◆ Written exercise: Leave out the pictures and copy everything else in the entries exactly.

-------- Records shown

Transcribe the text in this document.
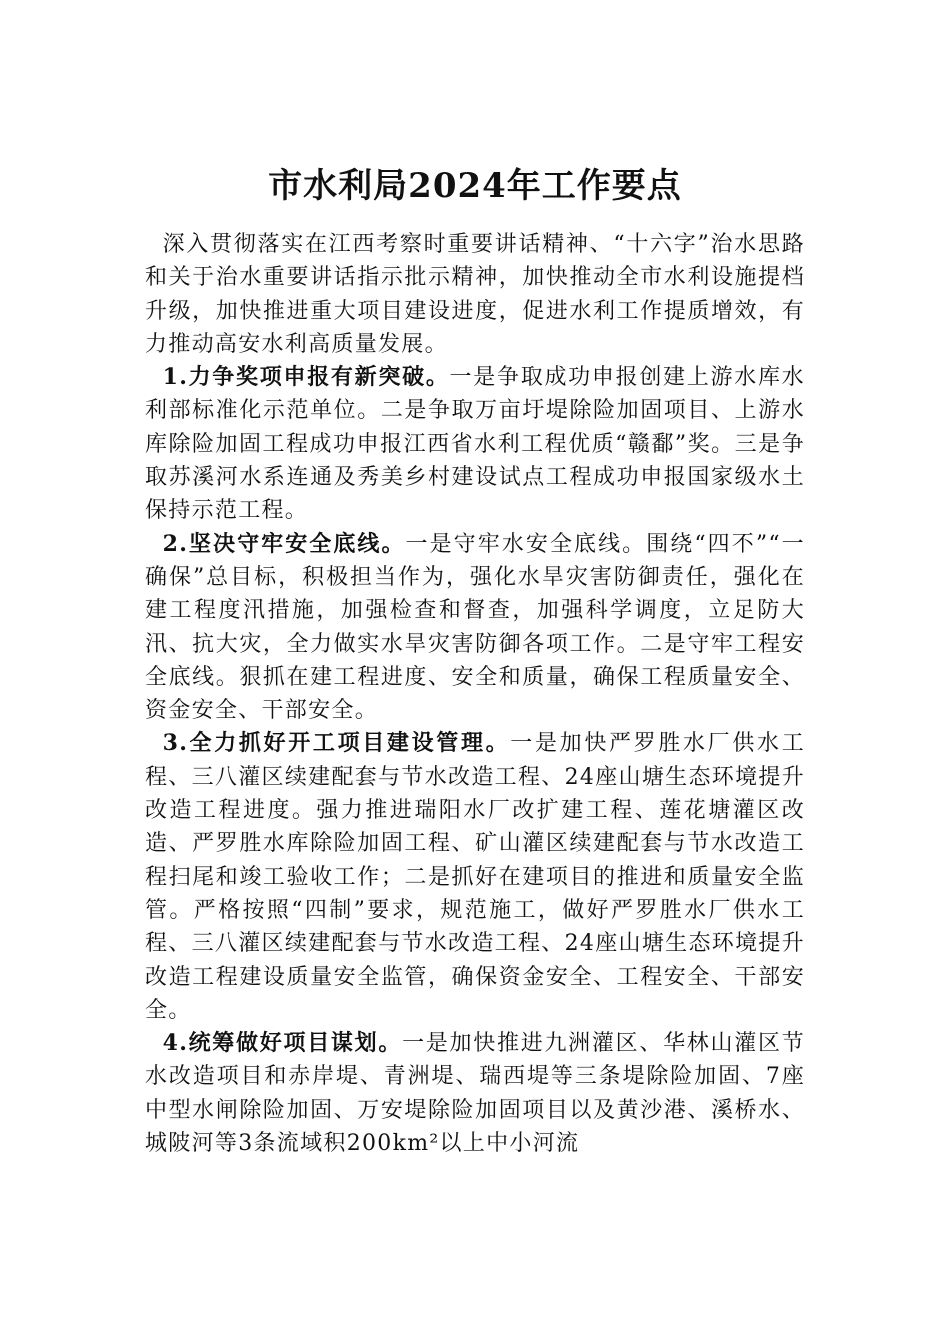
市水利局2024年工作要点

深入贯彻落实在江西考察时重要讲话精神、“十六字”治水思路和关于治水重要讲话指示批示精神，加快推动全市水利设施提档升级，加快推进重大项目建设进度，促进水利工作提质增效，有力推动高安水利高质量发展。

1.力争奖项申报有新突破。一是争取成功申报创建上游水库水利部标准化示范单位。二是争取万亩圩堤除险加固项目、上游水库除险加固工程成功申报江西省水利工程优质“赣鄱”奖。三是争取苏溪河水系连通及秀美乡村建设试点工程成功申报国家级水土保持示范工程。

2.坚决守牢安全底线。一是守牢水安全底线。围绕“四不”“一确保”总目标，积极担当作为，强化水旱灾害防御责任，强化在建工程度汛措施，加强检查和督查，加强科学调度，立足防大汛、抗大灾，全力做实水旱灾害防御各项工作。二是守牢工程安全底线。狠抓在建工程进度、安全和质量，确保工程质量安全、资金安全、干部安全。

3.全力抓好开工项目建设管理。一是加快严罗胜水厂供水工程、三八灌区续建配套与节水改造工程、24座山塘生态环境提升改造工程进度。强力推进瑞阳水厂改扩建工程、莲花塘灌区改造、严罗胜水库除险加固工程、矿山灌区续建配套与节水改造工程扫尾和竣工验收工作；二是抓好在建项目的推进和质量安全监管。严格按照“四制”要求，规范施工，做好严罗胜水厂供水工程、三八灌区续建配套与节水改造工程、24座山塘生态环境提升改造工程建设质量安全监管，确保资金安全、工程安全、干部安全。

4.统筹做好项目谋划。一是加快推进九洲灌区、华林山灌区节水改造项目和赤岸堤、青洲堤、瑞西堤等三条堤除险加固、7座中型水闸除险加固、万安堤除险加固项目以及黄沙港、溪桥水、城陂河等3条流域积200km²以上中小河流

----------------

◆ Response to the task:
Transcribe the text in this document.
市水利局2024年工作要点

深入贯彻落实在江西考察时重要讲话精神、“十六字”治水思路和关于治水重要讲话指示批示精神，加快推动全市水利设施提档升级，加快推进重大项目建设进度，促进水利工作提质增效，有力推动高安水利高质量发展。

1.力争奖项申报有新突破。一是争取成功申报创建上游水库水利部标准化示范单位。二是争取万亩圩堤除险加固项目、上游水库除险加固工程成功申报江西省水利工程优质“赣鄱”奖。三是争取苏溪河水系连通及秀美乡村建设试点工程成功申报国家级水土保持示范工程。

2.坚决守牢安全底线。一是守牢水安全底线。围绕“四不”“一确保”总目标，积极担当作为，强化水旱灾害防御责任，强化在建工程度汛措施，加强检查和督查，加强科学调度，立足防大汛、抗大灾，全力做实水旱灾害防御各项工作。二是守牢工程安全底线。狠抓在建工程进度、安全和质量，确保工程质量安全、资金安全、干部安全。

3.全力抓好开工项目建设管理。一是加快严罗胜水厂供水工程、三八灌区续建配套与节水改造工程、24座山塘生态环境提升改造工程进度。强力推进瑞阳水厂改扩建工程、莲花塘灌区改造、严罗胜水库除险加固工程、矿山灌区续建配套与节水改造工程扫尾和竣工验收工作；二是抓好在建项目的推进和质量安全监管。严格按照“四制”要求，规范施工，做好严罗胜水厂供水工程、三八灌区续建配套与节水改造工程、24座山塘生态环境提升改造工程建设质量安全监管，确保资金安全、工程安全、干部安全。

4.统筹做好项目谋划。一是加快推进九洲灌区、华林山灌区节水改造项目和赤岸堤、青洲堤、瑞西堤等三条堤除险加固、7座中型水闸除险加固、万安堤除险加固项目以及黄沙港、溪桥水、城陂河等3条流域积200km²以上中小河流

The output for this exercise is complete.